• What this task involves
Say how many lines include the word "existing". Reply with nothing but the number.

• Record set
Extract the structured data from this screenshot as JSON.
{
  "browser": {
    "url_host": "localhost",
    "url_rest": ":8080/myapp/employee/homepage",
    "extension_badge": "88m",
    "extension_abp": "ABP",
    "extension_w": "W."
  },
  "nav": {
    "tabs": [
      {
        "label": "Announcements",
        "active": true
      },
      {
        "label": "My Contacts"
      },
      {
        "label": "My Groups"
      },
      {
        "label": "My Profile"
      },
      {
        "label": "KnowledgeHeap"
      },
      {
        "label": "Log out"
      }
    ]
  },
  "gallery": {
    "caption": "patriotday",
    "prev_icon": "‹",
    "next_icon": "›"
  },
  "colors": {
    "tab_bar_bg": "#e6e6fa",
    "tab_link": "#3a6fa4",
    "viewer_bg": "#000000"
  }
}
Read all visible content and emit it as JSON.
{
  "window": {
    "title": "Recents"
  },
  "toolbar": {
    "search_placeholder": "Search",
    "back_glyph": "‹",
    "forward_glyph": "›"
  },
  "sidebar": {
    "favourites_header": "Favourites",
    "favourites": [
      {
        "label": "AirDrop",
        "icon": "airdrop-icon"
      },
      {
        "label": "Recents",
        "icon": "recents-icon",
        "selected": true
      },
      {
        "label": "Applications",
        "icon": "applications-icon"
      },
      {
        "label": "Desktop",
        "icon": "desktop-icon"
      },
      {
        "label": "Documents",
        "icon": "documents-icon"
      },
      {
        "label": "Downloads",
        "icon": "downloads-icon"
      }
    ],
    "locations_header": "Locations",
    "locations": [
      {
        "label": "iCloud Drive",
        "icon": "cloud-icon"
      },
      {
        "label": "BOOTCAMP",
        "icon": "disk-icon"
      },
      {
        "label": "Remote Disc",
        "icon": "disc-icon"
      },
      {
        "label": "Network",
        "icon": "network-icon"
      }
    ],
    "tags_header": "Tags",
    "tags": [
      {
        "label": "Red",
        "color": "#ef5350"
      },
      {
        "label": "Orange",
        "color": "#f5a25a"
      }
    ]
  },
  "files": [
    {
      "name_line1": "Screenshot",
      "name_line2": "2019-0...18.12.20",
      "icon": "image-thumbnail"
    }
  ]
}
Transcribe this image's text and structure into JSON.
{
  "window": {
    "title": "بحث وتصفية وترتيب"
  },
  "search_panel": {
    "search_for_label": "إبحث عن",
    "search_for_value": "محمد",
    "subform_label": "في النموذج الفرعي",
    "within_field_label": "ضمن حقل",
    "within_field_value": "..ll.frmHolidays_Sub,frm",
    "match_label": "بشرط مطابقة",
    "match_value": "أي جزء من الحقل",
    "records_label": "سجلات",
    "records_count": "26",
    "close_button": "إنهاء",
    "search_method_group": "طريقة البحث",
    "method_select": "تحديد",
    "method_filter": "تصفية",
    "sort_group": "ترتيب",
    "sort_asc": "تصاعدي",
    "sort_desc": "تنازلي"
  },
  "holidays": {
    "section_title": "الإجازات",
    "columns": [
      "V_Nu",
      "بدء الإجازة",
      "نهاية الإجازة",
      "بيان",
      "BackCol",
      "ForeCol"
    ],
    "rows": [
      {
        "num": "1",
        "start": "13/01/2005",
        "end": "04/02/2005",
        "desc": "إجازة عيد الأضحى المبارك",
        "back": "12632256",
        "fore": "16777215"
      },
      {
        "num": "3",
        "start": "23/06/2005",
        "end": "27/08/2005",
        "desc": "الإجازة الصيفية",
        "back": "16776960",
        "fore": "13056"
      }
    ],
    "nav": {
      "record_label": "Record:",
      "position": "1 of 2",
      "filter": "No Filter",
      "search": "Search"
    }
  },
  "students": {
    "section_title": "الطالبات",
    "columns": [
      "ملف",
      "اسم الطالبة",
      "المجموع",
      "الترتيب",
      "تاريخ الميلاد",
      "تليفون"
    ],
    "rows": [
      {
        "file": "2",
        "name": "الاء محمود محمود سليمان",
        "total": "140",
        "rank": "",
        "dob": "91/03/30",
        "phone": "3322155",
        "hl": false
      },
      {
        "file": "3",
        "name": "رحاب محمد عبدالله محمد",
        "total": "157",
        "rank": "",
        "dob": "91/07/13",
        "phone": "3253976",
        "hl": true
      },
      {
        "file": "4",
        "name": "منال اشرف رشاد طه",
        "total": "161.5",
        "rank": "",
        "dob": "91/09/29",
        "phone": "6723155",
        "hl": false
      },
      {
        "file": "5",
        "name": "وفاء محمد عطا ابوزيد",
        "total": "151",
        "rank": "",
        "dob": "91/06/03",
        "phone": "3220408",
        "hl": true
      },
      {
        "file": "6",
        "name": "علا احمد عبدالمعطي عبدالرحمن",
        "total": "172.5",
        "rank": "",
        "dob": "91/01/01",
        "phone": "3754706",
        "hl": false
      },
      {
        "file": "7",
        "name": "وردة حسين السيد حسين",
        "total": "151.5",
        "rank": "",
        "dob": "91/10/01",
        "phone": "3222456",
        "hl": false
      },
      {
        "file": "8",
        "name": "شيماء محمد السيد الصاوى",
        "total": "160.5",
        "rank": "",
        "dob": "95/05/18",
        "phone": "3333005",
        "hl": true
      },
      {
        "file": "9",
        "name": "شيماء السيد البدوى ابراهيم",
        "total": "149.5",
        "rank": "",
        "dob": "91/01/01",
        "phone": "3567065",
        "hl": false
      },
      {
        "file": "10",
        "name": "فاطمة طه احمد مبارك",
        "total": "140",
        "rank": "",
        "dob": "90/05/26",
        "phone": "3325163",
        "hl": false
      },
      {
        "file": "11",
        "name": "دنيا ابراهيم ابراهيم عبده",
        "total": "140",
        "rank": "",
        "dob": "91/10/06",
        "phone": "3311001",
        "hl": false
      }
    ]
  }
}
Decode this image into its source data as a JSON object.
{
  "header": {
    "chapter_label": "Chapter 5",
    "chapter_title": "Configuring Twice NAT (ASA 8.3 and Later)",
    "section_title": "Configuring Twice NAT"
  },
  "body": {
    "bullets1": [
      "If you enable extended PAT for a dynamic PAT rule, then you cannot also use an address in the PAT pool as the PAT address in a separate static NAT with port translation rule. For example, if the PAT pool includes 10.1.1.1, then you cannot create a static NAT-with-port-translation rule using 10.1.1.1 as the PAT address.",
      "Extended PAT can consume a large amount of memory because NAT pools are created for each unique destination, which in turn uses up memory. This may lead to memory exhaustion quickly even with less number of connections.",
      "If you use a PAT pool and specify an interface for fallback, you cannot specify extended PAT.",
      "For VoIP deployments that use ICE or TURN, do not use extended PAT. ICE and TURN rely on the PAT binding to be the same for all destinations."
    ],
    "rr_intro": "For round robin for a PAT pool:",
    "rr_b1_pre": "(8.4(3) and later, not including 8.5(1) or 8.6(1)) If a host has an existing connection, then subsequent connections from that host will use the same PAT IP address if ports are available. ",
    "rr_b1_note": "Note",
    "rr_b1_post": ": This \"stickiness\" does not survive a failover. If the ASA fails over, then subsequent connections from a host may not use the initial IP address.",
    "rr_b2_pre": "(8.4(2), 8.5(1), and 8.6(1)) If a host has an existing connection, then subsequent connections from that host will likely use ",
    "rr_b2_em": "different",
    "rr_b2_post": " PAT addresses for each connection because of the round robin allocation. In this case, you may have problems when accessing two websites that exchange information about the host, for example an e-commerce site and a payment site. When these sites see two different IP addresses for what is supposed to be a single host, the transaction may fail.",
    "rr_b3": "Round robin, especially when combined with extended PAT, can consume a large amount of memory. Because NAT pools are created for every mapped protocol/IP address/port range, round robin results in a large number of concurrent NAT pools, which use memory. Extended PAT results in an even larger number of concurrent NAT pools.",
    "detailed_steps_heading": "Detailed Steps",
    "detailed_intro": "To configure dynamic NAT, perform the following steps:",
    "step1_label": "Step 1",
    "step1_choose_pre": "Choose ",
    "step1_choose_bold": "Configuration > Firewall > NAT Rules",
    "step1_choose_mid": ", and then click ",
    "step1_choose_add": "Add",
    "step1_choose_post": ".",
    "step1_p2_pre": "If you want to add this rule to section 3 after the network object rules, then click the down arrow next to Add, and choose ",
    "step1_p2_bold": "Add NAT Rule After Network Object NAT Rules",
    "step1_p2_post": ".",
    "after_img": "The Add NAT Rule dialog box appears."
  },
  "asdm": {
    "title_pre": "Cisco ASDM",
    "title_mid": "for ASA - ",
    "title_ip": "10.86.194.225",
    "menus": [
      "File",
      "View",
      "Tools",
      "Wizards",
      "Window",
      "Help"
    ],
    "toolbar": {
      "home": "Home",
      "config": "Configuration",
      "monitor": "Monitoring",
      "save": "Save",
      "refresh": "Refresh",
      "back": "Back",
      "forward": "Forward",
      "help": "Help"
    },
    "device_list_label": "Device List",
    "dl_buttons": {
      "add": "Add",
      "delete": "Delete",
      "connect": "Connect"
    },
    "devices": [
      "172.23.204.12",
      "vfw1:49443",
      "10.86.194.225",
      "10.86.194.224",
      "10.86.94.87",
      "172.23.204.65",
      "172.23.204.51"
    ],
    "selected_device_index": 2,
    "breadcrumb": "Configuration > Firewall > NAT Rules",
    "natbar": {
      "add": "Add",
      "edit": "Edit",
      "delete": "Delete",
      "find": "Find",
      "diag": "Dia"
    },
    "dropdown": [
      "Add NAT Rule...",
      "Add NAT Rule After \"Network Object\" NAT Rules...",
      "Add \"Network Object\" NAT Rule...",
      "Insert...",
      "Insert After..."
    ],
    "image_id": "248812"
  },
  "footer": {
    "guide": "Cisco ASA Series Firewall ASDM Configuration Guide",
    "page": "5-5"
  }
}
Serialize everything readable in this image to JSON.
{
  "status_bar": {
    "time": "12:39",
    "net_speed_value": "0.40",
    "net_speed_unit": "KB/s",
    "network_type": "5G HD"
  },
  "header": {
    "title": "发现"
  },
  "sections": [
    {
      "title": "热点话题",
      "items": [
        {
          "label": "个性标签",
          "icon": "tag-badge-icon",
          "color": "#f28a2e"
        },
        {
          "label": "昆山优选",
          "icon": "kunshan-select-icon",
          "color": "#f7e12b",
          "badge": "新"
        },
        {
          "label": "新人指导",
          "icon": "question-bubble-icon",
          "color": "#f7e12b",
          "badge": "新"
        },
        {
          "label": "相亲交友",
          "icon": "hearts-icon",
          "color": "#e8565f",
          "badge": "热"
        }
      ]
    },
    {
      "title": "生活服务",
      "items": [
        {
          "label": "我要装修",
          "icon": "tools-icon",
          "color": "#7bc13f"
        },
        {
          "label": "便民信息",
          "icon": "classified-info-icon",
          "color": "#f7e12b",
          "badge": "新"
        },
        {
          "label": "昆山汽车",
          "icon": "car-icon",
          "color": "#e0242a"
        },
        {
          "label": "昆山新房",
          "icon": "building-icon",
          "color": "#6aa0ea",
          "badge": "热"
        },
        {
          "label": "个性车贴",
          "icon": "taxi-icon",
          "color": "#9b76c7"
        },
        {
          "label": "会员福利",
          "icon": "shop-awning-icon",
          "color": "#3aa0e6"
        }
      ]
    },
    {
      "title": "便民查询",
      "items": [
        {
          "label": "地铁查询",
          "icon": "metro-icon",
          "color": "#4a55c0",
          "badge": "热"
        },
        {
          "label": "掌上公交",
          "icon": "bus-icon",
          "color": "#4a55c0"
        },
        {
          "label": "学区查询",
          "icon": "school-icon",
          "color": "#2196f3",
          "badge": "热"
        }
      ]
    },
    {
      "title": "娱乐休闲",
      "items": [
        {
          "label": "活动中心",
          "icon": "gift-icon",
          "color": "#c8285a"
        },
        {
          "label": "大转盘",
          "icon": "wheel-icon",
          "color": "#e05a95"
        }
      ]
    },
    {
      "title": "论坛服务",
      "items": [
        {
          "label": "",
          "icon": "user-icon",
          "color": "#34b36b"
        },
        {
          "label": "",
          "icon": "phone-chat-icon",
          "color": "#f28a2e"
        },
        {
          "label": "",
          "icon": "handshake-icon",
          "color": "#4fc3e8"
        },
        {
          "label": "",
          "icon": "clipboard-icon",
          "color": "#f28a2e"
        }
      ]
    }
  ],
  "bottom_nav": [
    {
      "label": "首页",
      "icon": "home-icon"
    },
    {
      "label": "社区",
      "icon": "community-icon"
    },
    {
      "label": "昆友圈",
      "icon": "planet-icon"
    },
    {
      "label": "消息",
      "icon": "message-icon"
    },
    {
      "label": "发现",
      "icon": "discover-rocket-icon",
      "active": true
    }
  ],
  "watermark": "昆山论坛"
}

• Worked solution
2